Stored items
--- START ---

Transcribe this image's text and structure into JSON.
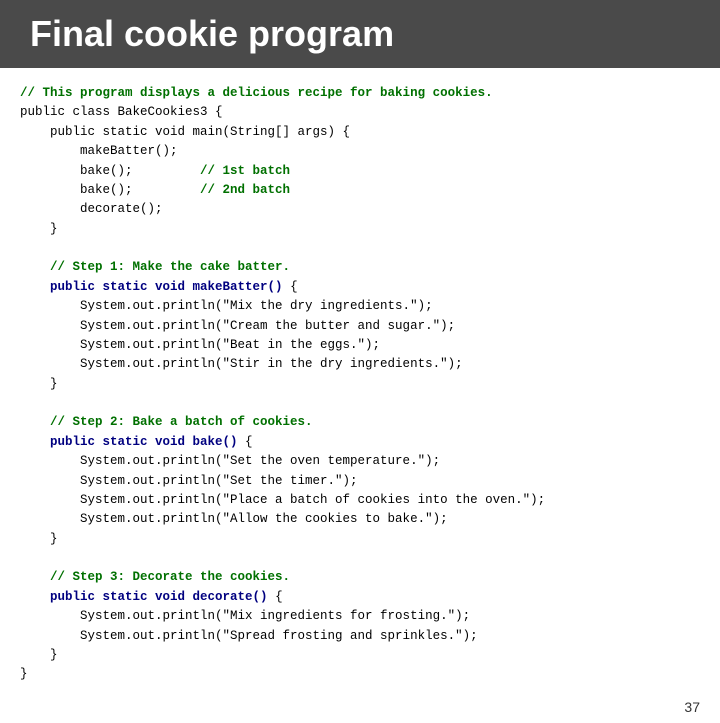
{
  "header": {
    "title": "Final cookie program"
  },
  "code": {
    "lines": [
      {
        "type": "comment",
        "text": "// This program displays a delicious recipe for baking cookies."
      },
      {
        "type": "normal",
        "text": "public class BakeCookies3 {"
      },
      {
        "type": "normal",
        "text": "    public static void main(String[] args) {"
      },
      {
        "type": "normal",
        "text": "        makeBatter();"
      },
      {
        "type": "normal_with_comment",
        "text": "        bake();         ",
        "comment": "// 1st batch"
      },
      {
        "type": "normal_with_comment",
        "text": "        bake();         ",
        "comment": "// 2nd batch"
      },
      {
        "type": "normal",
        "text": "        decorate();"
      },
      {
        "type": "normal",
        "text": "    }"
      },
      {
        "type": "empty",
        "text": ""
      },
      {
        "type": "comment",
        "text": "    // Step 1: Make the cake batter."
      },
      {
        "type": "keyword",
        "text": "    public static void makeBatter() {"
      },
      {
        "type": "normal",
        "text": "        System.out.println(\"Mix the dry ingredients.\");"
      },
      {
        "type": "normal",
        "text": "        System.out.println(\"Cream the butter and sugar.\");"
      },
      {
        "type": "normal",
        "text": "        System.out.println(\"Beat in the eggs.\");"
      },
      {
        "type": "normal",
        "text": "        System.out.println(\"Stir in the dry ingredients.\");"
      },
      {
        "type": "normal",
        "text": "    }"
      },
      {
        "type": "empty",
        "text": ""
      },
      {
        "type": "comment",
        "text": "    // Step 2: Bake a batch of cookies."
      },
      {
        "type": "keyword",
        "text": "    public static void bake() {"
      },
      {
        "type": "normal",
        "text": "        System.out.println(\"Set the oven temperature.\");"
      },
      {
        "type": "normal",
        "text": "        System.out.println(\"Set the timer.\");"
      },
      {
        "type": "normal",
        "text": "        System.out.println(\"Place a batch of cookies into the oven.\");"
      },
      {
        "type": "normal",
        "text": "        System.out.println(\"Allow the cookies to bake.\");"
      },
      {
        "type": "normal",
        "text": "    }"
      },
      {
        "type": "empty",
        "text": ""
      },
      {
        "type": "comment",
        "text": "    // Step 3: Decorate the cookies."
      },
      {
        "type": "keyword",
        "text": "    public static void decorate() {"
      },
      {
        "type": "normal",
        "text": "        System.out.println(\"Mix ingredients for frosting.\");"
      },
      {
        "type": "normal",
        "text": "        System.out.println(\"Spread frosting and sprinkles.\");"
      },
      {
        "type": "normal",
        "text": "    }"
      },
      {
        "type": "normal",
        "text": "}"
      }
    ]
  },
  "footer": {
    "page_number": "37"
  }
}
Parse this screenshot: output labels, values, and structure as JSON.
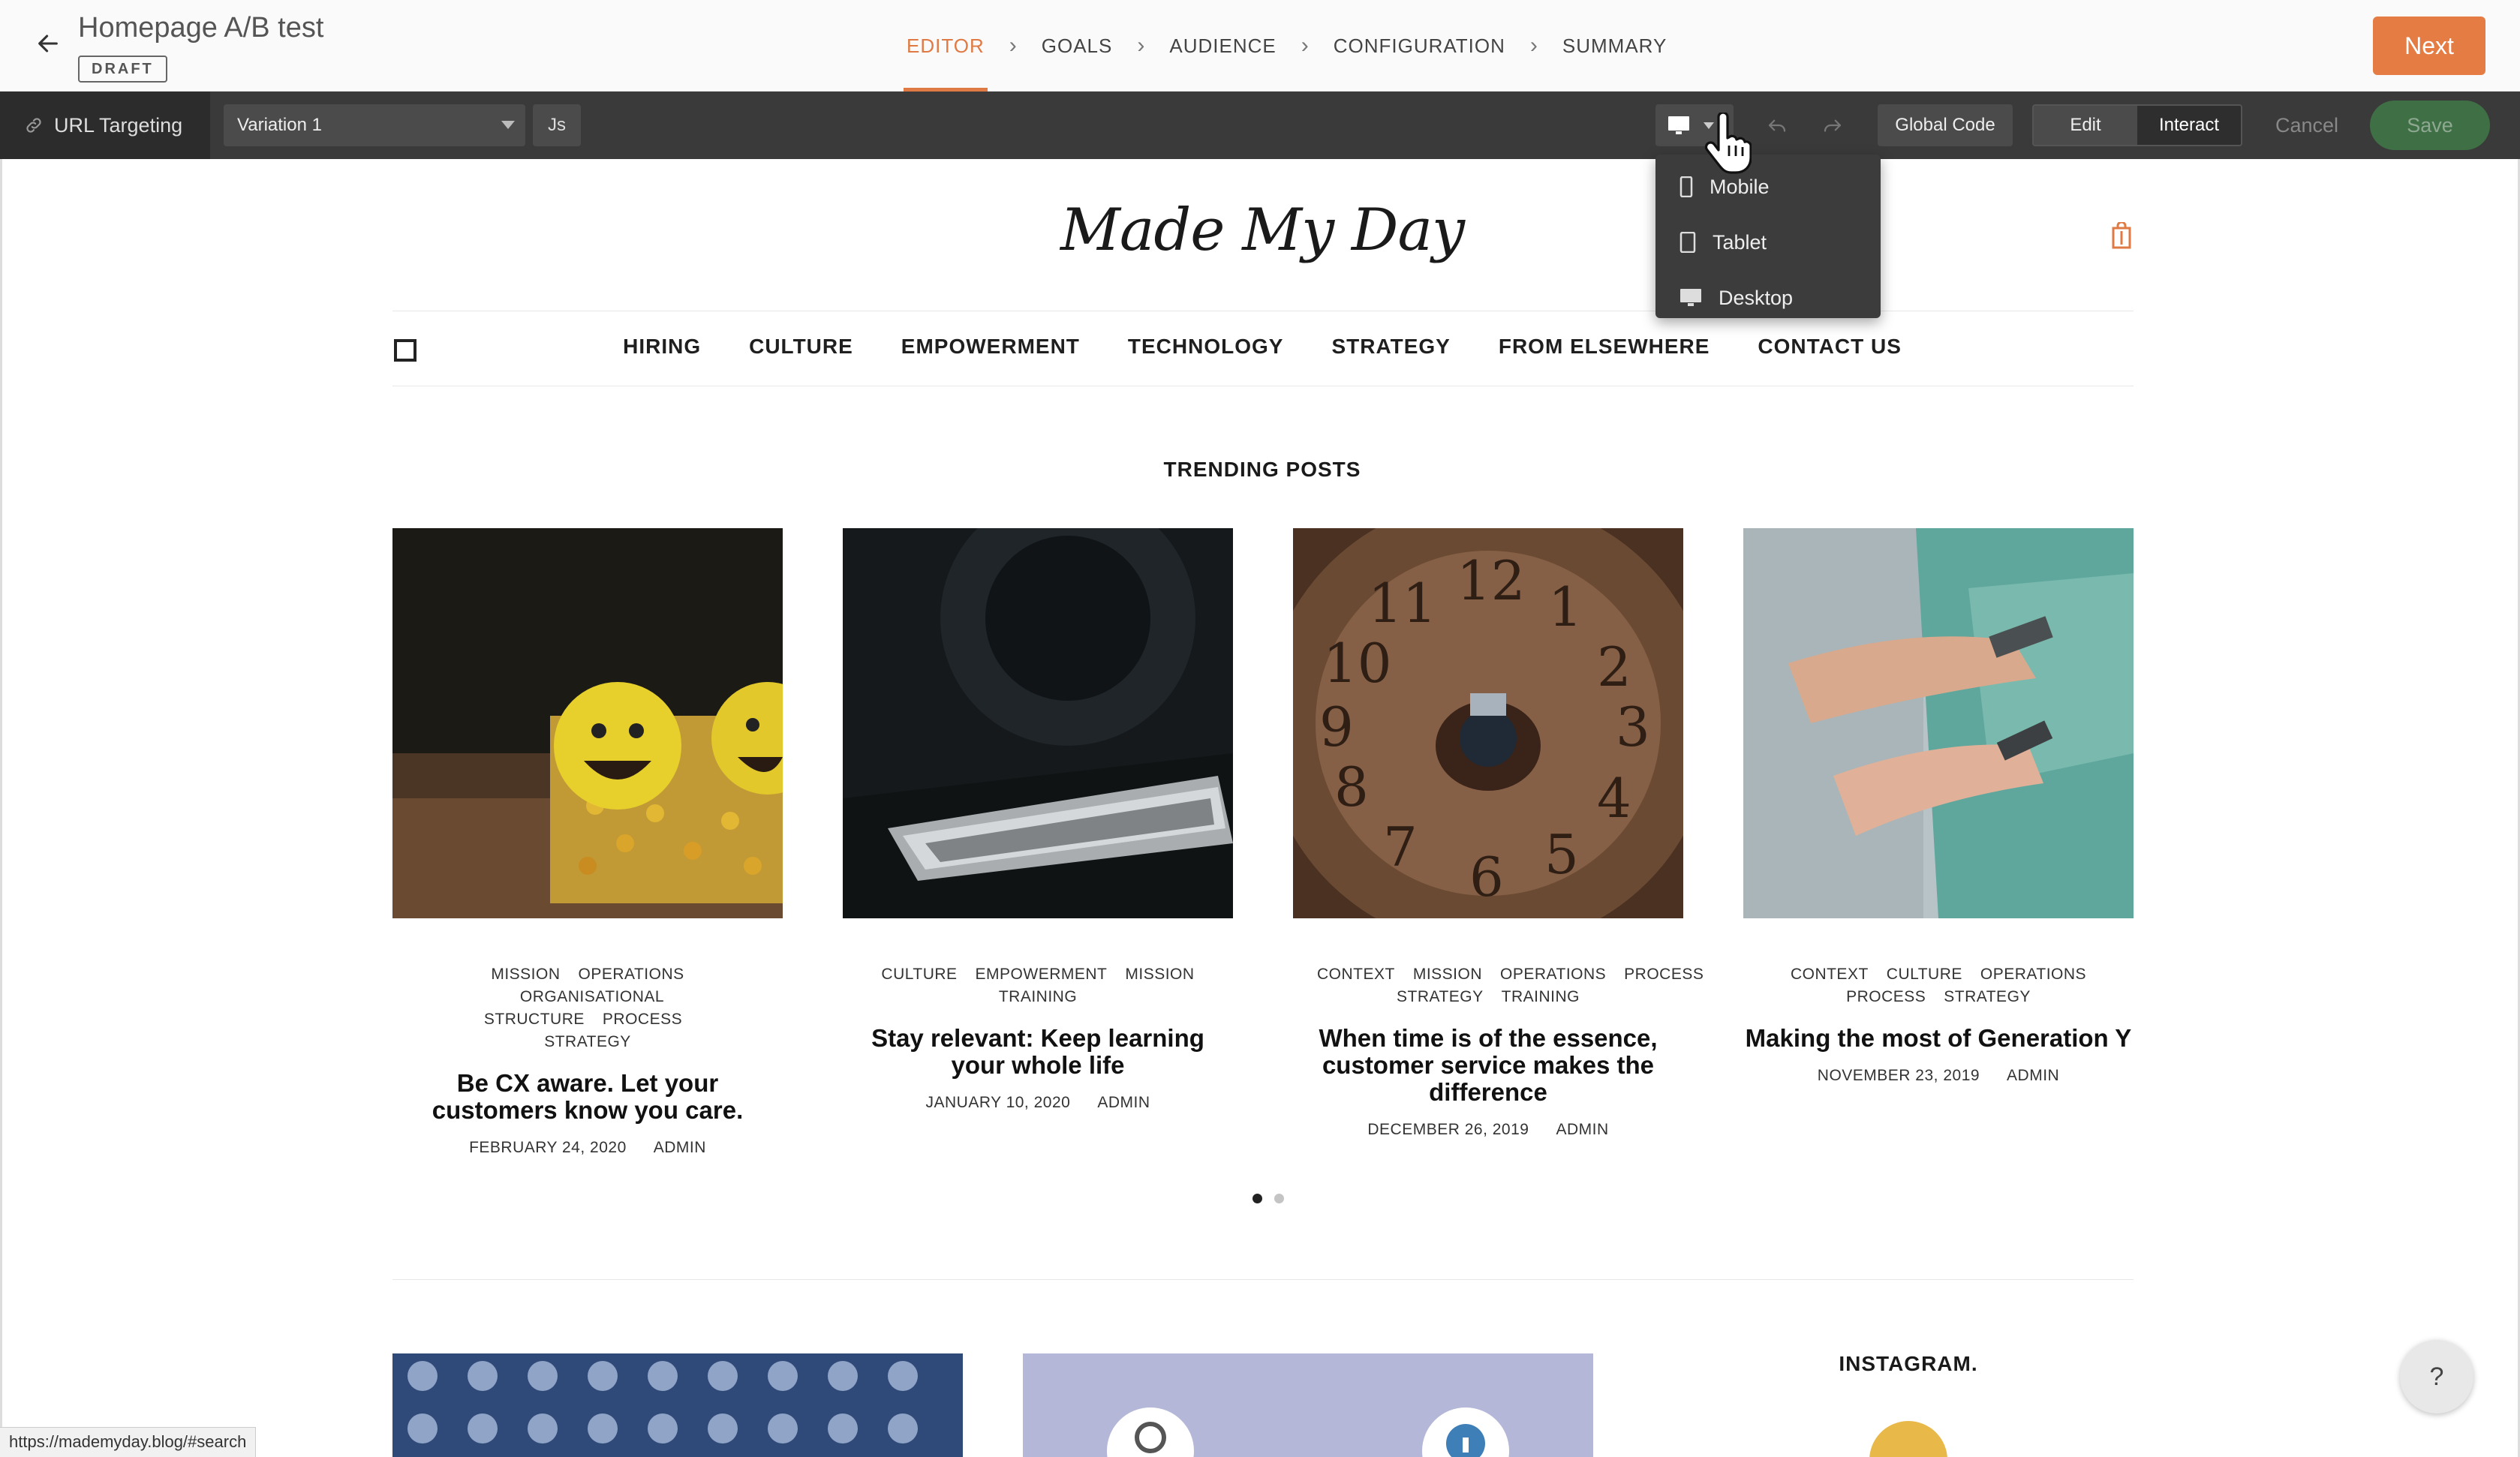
{
  "header": {
    "title": "Homepage A/B test",
    "status_badge": "DRAFT",
    "steps": [
      {
        "label": "EDITOR",
        "active": true
      },
      {
        "label": "GOALS",
        "active": false
      },
      {
        "label": "AUDIENCE",
        "active": false
      },
      {
        "label": "CONFIGURATION",
        "active": false
      },
      {
        "label": "SUMMARY",
        "active": false
      }
    ],
    "next_label": "Next",
    "accent_color": "#e57c43"
  },
  "toolbar": {
    "url_targeting_label": "URL Targeting",
    "variation_selected": "Variation 1",
    "js_label": "Js",
    "device_icon": "desktop-icon",
    "global_code_label": "Global Code",
    "edit_label": "Edit",
    "interact_label": "Interact",
    "cancel_label": "Cancel",
    "save_label": "Save",
    "save_color": "#3f6f44"
  },
  "device_menu": {
    "items": [
      {
        "label": "Mobile",
        "icon": "mobile-icon"
      },
      {
        "label": "Tablet",
        "icon": "tablet-icon"
      },
      {
        "label": "Desktop",
        "icon": "desktop-icon"
      }
    ]
  },
  "site": {
    "logo_text": "Made My Day",
    "nav": [
      "HIRING",
      "CULTURE",
      "EMPOWERMENT",
      "TECHNOLOGY",
      "STRATEGY",
      "FROM ELSEWHERE",
      "CONTACT US"
    ],
    "trending_heading": "TRENDING POSTS",
    "posts": [
      {
        "tags_line1": [
          "MISSION",
          "OPERATIONS"
        ],
        "tags_line2": [
          "ORGANISATIONAL STRUCTURE",
          "PROCESS"
        ],
        "tags_line3": [
          "STRATEGY"
        ],
        "title": "Be CX aware. Let your customers know you care.",
        "date": "FEBRUARY 24, 2020",
        "author": "ADMIN"
      },
      {
        "tags_line1": [
          "CULTURE",
          "EMPOWERMENT",
          "MISSION"
        ],
        "tags_line2": [
          "TRAINING"
        ],
        "tags_line3": [],
        "title": "Stay relevant: Keep learning your whole life",
        "date": "JANUARY 10, 2020",
        "author": "ADMIN"
      },
      {
        "tags_line1": [
          "CONTEXT",
          "MISSION",
          "OPERATIONS",
          "PROCESS"
        ],
        "tags_line2": [
          "STRATEGY",
          "TRAINING"
        ],
        "tags_line3": [],
        "title": "When time is of the essence, customer service makes the difference",
        "date": "DECEMBER 26, 2019",
        "author": "ADMIN"
      },
      {
        "tags_line1": [
          "CONTEXT",
          "CULTURE",
          "OPERATIONS"
        ],
        "tags_line2": [
          "PROCESS",
          "STRATEGY"
        ],
        "tags_line3": [],
        "title": "Making the most of Generation Y",
        "date": "NOVEMBER 23, 2019",
        "author": "ADMIN"
      }
    ],
    "carousel_pages": 2,
    "carousel_active": 1,
    "instagram_heading": "INSTAGRAM."
  },
  "help_label": "?",
  "status_bar_url": "https://mademyday.blog/#search"
}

--- END ---

▶ Job:
Without the pictures, print the records in full, exactly as they appear.

▶ Complete output:
Transcribe this image's text and structure into JSON.
{
  "header": {
    "title": "Final cookie program"
  },
  "code": {
    "lines": [
      {
        "type": "comment",
        "text": "// This program displays a delicious recipe for baking cookies."
      },
      {
        "type": "normal",
        "text": "public class BakeCookies3 {"
      },
      {
        "type": "normal",
        "text": "    public static void main(String[] args) {"
      },
      {
        "type": "normal",
        "text": "        makeBatter();"
      },
      {
        "type": "normal_with_comment",
        "text": "        bake();         ",
        "comment": "// 1st batch"
      },
      {
        "type": "normal_with_comment",
        "text": "        bake();         ",
        "comment": "// 2nd batch"
      },
      {
        "type": "normal",
        "text": "        decorate();"
      },
      {
        "type": "normal",
        "text": "    }"
      },
      {
        "type": "empty",
        "text": ""
      },
      {
        "type": "comment",
        "text": "    // Step 1: Make the cake batter."
      },
      {
        "type": "keyword",
        "text": "    public static void makeBatter() {"
      },
      {
        "type": "normal",
        "text": "        System.out.println(\"Mix the dry ingredients.\");"
      },
      {
        "type": "normal",
        "text": "        System.out.println(\"Cream the butter and sugar.\");"
      },
      {
        "type": "normal",
        "text": "        System.out.println(\"Beat in the eggs.\");"
      },
      {
        "type": "normal",
        "text": "        System.out.println(\"Stir in the dry ingredients.\");"
      },
      {
        "type": "normal",
        "text": "    }"
      },
      {
        "type": "empty",
        "text": ""
      },
      {
        "type": "comment",
        "text": "    // Step 2: Bake a batch of cookies."
      },
      {
        "type": "keyword",
        "text": "    public static void bake() {"
      },
      {
        "type": "normal",
        "text": "        System.out.println(\"Set the oven temperature.\");"
      },
      {
        "type": "normal",
        "text": "        System.out.println(\"Set the timer.\");"
      },
      {
        "type": "normal",
        "text": "        System.out.println(\"Place a batch of cookies into the oven.\");"
      },
      {
        "type": "normal",
        "text": "        System.out.println(\"Allow the cookies to bake.\");"
      },
      {
        "type": "normal",
        "text": "    }"
      },
      {
        "type": "empty",
        "text": ""
      },
      {
        "type": "comment",
        "text": "    // Step 3: Decorate the cookies."
      },
      {
        "type": "keyword",
        "text": "    public static void decorate() {"
      },
      {
        "type": "normal",
        "text": "        System.out.println(\"Mix ingredients for frosting.\");"
      },
      {
        "type": "normal",
        "text": "        System.out.println(\"Spread frosting and sprinkles.\");"
      },
      {
        "type": "normal",
        "text": "    }"
      },
      {
        "type": "normal",
        "text": "}"
      }
    ]
  },
  "footer": {
    "page_number": "37"
  }
}
Parse this screenshot: output labels, values, and structure as JSON.
{
  "header": {
    "title": "Homepage A/B test",
    "status_badge": "DRAFT",
    "steps": [
      {
        "label": "EDITOR",
        "active": true
      },
      {
        "label": "GOALS",
        "active": false
      },
      {
        "label": "AUDIENCE",
        "active": false
      },
      {
        "label": "CONFIGURATION",
        "active": false
      },
      {
        "label": "SUMMARY",
        "active": false
      }
    ],
    "next_label": "Next",
    "accent_color": "#e57c43"
  },
  "toolbar": {
    "url_targeting_label": "URL Targeting",
    "variation_selected": "Variation 1",
    "js_label": "Js",
    "device_icon": "desktop-icon",
    "global_code_label": "Global Code",
    "edit_label": "Edit",
    "interact_label": "Interact",
    "cancel_label": "Cancel",
    "save_label": "Save",
    "save_color": "#3f6f44"
  },
  "device_menu": {
    "items": [
      {
        "label": "Mobile",
        "icon": "mobile-icon"
      },
      {
        "label": "Tablet",
        "icon": "tablet-icon"
      },
      {
        "label": "Desktop",
        "icon": "desktop-icon"
      }
    ]
  },
  "site": {
    "logo_text": "Made My Day",
    "nav": [
      "HIRING",
      "CULTURE",
      "EMPOWERMENT",
      "TECHNOLOGY",
      "STRATEGY",
      "FROM ELSEWHERE",
      "CONTACT US"
    ],
    "trending_heading": "TRENDING POSTS",
    "posts": [
      {
        "tags_line1": [
          "MISSION",
          "OPERATIONS"
        ],
        "tags_line2": [
          "ORGANISATIONAL STRUCTURE",
          "PROCESS"
        ],
        "tags_line3": [
          "STRATEGY"
        ],
        "title": "Be CX aware. Let your customers know you care.",
        "date": "FEBRUARY 24, 2020",
        "author": "ADMIN"
      },
      {
        "tags_line1": [
          "CULTURE",
          "EMPOWERMENT",
          "MISSION"
        ],
        "tags_line2": [
          "TRAINING"
        ],
        "tags_line3": [],
        "title": "Stay relevant: Keep learning your whole life",
        "date": "JANUARY 10, 2020",
        "author": "ADMIN"
      },
      {
        "tags_line1": [
          "CONTEXT",
          "MISSION",
          "OPERATIONS",
          "PROCESS"
        ],
        "tags_line2": [
          "STRATEGY",
          "TRAINING"
        ],
        "tags_line3": [],
        "title": "When time is of the essence, customer service makes the difference",
        "date": "DECEMBER 26, 2019",
        "author": "ADMIN"
      },
      {
        "tags_line1": [
          "CONTEXT",
          "CULTURE",
          "OPERATIONS"
        ],
        "tags_line2": [
          "PROCESS",
          "STRATEGY"
        ],
        "tags_line3": [],
        "title": "Making the most of Generation Y",
        "date": "NOVEMBER 23, 2019",
        "author": "ADMIN"
      }
    ],
    "carousel_pages": 2,
    "carousel_active": 1,
    "instagram_heading": "INSTAGRAM."
  },
  "help_label": "?",
  "status_bar_url": "https://mademyday.blog/#search"
}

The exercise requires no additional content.